Write out all of the lines below, exactly and completely.
Start of DATA PROVIDED
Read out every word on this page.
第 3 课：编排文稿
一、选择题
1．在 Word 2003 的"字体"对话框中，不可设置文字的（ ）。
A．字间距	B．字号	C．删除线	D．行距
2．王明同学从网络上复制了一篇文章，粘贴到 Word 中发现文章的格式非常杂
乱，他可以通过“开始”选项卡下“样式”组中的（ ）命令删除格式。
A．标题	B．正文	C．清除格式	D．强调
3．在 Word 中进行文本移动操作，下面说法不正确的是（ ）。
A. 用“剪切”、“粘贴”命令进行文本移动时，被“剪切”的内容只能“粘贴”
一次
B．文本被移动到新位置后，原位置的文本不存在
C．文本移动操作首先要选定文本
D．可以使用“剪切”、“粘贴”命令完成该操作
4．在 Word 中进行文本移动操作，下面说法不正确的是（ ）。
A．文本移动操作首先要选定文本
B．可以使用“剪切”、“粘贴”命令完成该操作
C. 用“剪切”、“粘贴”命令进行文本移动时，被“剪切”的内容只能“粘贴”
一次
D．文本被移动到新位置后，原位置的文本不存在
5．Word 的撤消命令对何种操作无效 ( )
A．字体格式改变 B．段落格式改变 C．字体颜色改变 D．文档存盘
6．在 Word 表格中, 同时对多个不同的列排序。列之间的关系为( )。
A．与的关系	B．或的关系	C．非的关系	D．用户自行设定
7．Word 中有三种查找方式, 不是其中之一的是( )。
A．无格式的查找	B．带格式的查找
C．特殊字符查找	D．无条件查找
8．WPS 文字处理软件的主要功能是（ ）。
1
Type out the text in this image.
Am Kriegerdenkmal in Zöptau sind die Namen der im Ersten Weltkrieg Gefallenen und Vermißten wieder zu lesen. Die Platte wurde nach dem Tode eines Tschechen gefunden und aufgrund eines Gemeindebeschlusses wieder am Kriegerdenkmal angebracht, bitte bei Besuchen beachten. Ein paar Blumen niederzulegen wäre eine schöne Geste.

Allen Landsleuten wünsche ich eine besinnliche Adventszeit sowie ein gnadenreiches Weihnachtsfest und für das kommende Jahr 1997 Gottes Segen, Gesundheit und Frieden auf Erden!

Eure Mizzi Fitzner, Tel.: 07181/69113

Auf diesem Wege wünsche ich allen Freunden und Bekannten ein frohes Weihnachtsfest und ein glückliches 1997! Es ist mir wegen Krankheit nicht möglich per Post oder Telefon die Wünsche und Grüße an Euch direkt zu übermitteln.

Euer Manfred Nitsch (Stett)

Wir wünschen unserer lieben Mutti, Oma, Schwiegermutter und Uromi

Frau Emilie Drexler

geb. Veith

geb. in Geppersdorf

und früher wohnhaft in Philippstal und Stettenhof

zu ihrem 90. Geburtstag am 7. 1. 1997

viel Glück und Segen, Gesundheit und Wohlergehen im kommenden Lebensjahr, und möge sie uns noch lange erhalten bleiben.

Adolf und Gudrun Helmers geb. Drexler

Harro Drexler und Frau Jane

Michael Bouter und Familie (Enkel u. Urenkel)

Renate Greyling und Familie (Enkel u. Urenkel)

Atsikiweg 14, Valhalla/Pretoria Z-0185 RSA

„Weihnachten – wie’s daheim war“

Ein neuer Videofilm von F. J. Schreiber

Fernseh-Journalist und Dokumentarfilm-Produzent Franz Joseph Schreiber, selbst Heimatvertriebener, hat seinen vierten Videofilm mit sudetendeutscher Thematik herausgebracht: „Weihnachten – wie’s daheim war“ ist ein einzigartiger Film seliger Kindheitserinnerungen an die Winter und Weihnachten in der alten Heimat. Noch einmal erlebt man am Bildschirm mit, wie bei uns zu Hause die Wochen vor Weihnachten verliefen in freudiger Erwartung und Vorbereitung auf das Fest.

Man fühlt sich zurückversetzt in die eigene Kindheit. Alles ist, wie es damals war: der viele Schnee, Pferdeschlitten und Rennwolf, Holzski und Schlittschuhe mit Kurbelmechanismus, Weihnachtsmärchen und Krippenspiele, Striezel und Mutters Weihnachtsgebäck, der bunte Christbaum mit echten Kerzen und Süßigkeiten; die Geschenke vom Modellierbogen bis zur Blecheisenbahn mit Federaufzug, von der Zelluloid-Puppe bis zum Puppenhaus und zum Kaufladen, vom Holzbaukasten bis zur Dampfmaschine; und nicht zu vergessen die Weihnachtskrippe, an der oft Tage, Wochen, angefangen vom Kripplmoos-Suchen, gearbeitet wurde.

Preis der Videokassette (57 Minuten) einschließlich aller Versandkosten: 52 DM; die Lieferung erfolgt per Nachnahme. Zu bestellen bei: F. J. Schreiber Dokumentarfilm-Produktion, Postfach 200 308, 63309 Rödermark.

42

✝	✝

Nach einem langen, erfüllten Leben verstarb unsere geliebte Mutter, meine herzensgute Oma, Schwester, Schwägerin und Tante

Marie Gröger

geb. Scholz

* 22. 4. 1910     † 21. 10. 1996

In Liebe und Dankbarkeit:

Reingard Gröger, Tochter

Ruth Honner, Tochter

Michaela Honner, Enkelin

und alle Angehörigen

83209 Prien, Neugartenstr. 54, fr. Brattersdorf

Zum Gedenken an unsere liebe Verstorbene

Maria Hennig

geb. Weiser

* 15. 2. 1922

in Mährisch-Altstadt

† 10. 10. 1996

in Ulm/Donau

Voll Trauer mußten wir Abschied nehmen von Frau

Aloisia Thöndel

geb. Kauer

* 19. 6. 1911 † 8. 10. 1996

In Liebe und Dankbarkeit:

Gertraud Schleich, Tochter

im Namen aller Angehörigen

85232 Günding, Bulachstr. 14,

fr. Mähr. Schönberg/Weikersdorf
End of DATA PROVIDED
- _REPLY_
Read out every word on this page.
第 3 课：编排文稿
一、选择题
1．在 Word 2003 的"字体"对话框中，不可设置文字的（ ）。
A．字间距	B．字号	C．删除线	D．行距
2．王明同学从网络上复制了一篇文章，粘贴到 Word 中发现文章的格式非常杂
乱，他可以通过“开始”选项卡下“样式”组中的（ ）命令删除格式。
A．标题	B．正文	C．清除格式	D．强调
3．在 Word 中进行文本移动操作，下面说法不正确的是（ ）。
A. 用“剪切”、“粘贴”命令进行文本移动时，被“剪切”的内容只能“粘贴”
一次
B．文本被移动到新位置后，原位置的文本不存在
C．文本移动操作首先要选定文本
D．可以使用“剪切”、“粘贴”命令完成该操作
4．在 Word 中进行文本移动操作，下面说法不正确的是（ ）。
A．文本移动操作首先要选定文本
B．可以使用“剪切”、“粘贴”命令完成该操作
C. 用“剪切”、“粘贴”命令进行文本移动时，被“剪切”的内容只能“粘贴”
一次
D．文本被移动到新位置后，原位置的文本不存在
5．Word 的撤消命令对何种操作无效 ( )
A．字体格式改变 B．段落格式改变 C．字体颜色改变 D．文档存盘
6．在 Word 表格中, 同时对多个不同的列排序。列之间的关系为( )。
A．与的关系	B．或的关系	C．非的关系	D．用户自行设定
7．Word 中有三种查找方式, 不是其中之一的是( )。
A．无格式的查找	B．带格式的查找
C．特殊字符查找	D．无条件查找
8．WPS 文字处理软件的主要功能是（ ）。
1
Type out the text in this image.
Am Kriegerdenkmal in Zöptau sind die Namen der im Ersten Weltkrieg Gefallenen und Vermißten wieder zu lesen. Die Platte wurde nach dem Tode eines Tschechen gefunden und aufgrund eines Gemeindebeschlusses wieder am Kriegerdenkmal angebracht, bitte bei Besuchen beachten. Ein paar Blumen niederzulegen wäre eine schöne Geste.

Allen Landsleuten wünsche ich eine besinnliche Adventszeit sowie ein gnadenreiches Weihnachtsfest und für das kommende Jahr 1997 Gottes Segen, Gesundheit und Frieden auf Erden!

Eure Mizzi Fitzner, Tel.: 07181/69113

Auf diesem Wege wünsche ich allen Freunden und Bekannten ein frohes Weihnachtsfest und ein glückliches 1997! Es ist mir wegen Krankheit nicht möglich per Post oder Telefon die Wünsche und Grüße an Euch direkt zu übermitteln.

Euer Manfred Nitsch (Stett)

Wir wünschen unserer lieben Mutti, Oma, Schwiegermutter und Uromi

Frau Emilie Drexler

geb. Veith

geb. in Geppersdorf

und früher wohnhaft in Philippstal und Stettenhof

zu ihrem 90. Geburtstag am 7. 1. 1997

viel Glück und Segen, Gesundheit und Wohlergehen im kommenden Lebensjahr, und möge sie uns noch lange erhalten bleiben.

Adolf und Gudrun Helmers geb. Drexler

Harro Drexler und Frau Jane

Michael Bouter und Familie (Enkel u. Urenkel)

Renate Greyling und Familie (Enkel u. Urenkel)

Atsikiweg 14, Valhalla/Pretoria Z-0185 RSA

„Weihnachten – wie’s daheim war“

Ein neuer Videofilm von F. J. Schreiber

Fernseh-Journalist und Dokumentarfilm-Produzent Franz Joseph Schreiber, selbst Heimatvertriebener, hat seinen vierten Videofilm mit sudetendeutscher Thematik herausgebracht: „Weihnachten – wie’s daheim war“ ist ein einzigartiger Film seliger Kindheitserinnerungen an die Winter und Weihnachten in der alten Heimat. Noch einmal erlebt man am Bildschirm mit, wie bei uns zu Hause die Wochen vor Weihnachten verliefen in freudiger Erwartung und Vorbereitung auf das Fest.

Man fühlt sich zurückversetzt in die eigene Kindheit. Alles ist, wie es damals war: der viele Schnee, Pferdeschlitten und Rennwolf, Holzski und Schlittschuhe mit Kurbelmechanismus, Weihnachtsmärchen und Krippenspiele, Striezel und Mutters Weihnachtsgebäck, der bunte Christbaum mit echten Kerzen und Süßigkeiten; die Geschenke vom Modellierbogen bis zur Blecheisenbahn mit Federaufzug, von der Zelluloid-Puppe bis zum Puppenhaus und zum Kaufladen, vom Holzbaukasten bis zur Dampfmaschine; und nicht zu vergessen die Weihnachtskrippe, an der oft Tage, Wochen, angefangen vom Kripplmoos-Suchen, gearbeitet wurde.

Preis der Videokassette (57 Minuten) einschließlich aller Versandkosten: 52 DM; die Lieferung erfolgt per Nachnahme. Zu bestellen bei: F. J. Schreiber Dokumentarfilm-Produktion, Postfach 200 308, 63309 Rödermark.

42

✝	✝

Nach einem langen, erfüllten Leben verstarb unsere geliebte Mutter, meine herzensgute Oma, Schwester, Schwägerin und Tante

Marie Gröger

geb. Scholz

* 22. 4. 1910     † 21. 10. 1996

In Liebe und Dankbarkeit:

Reingard Gröger, Tochter

Ruth Honner, Tochter

Michaela Honner, Enkelin

und alle Angehörigen

83209 Prien, Neugartenstr. 54, fr. Brattersdorf

Zum Gedenken an unsere liebe Verstorbene

Maria Hennig

geb. Weiser

* 15. 2. 1922

in Mährisch-Altstadt

† 10. 10. 1996

in Ulm/Donau

Voll Trauer mußten wir Abschied nehmen von Frau

Aloisia Thöndel

geb. Kauer

* 19. 6. 1911 † 8. 10. 1996

In Liebe und Dankbarkeit:

Gertraud Schleich, Tochter

im Namen aller Angehörigen

85232 Günding, Bulachstr. 14,

fr. Mähr. Schönberg/Weikersdorf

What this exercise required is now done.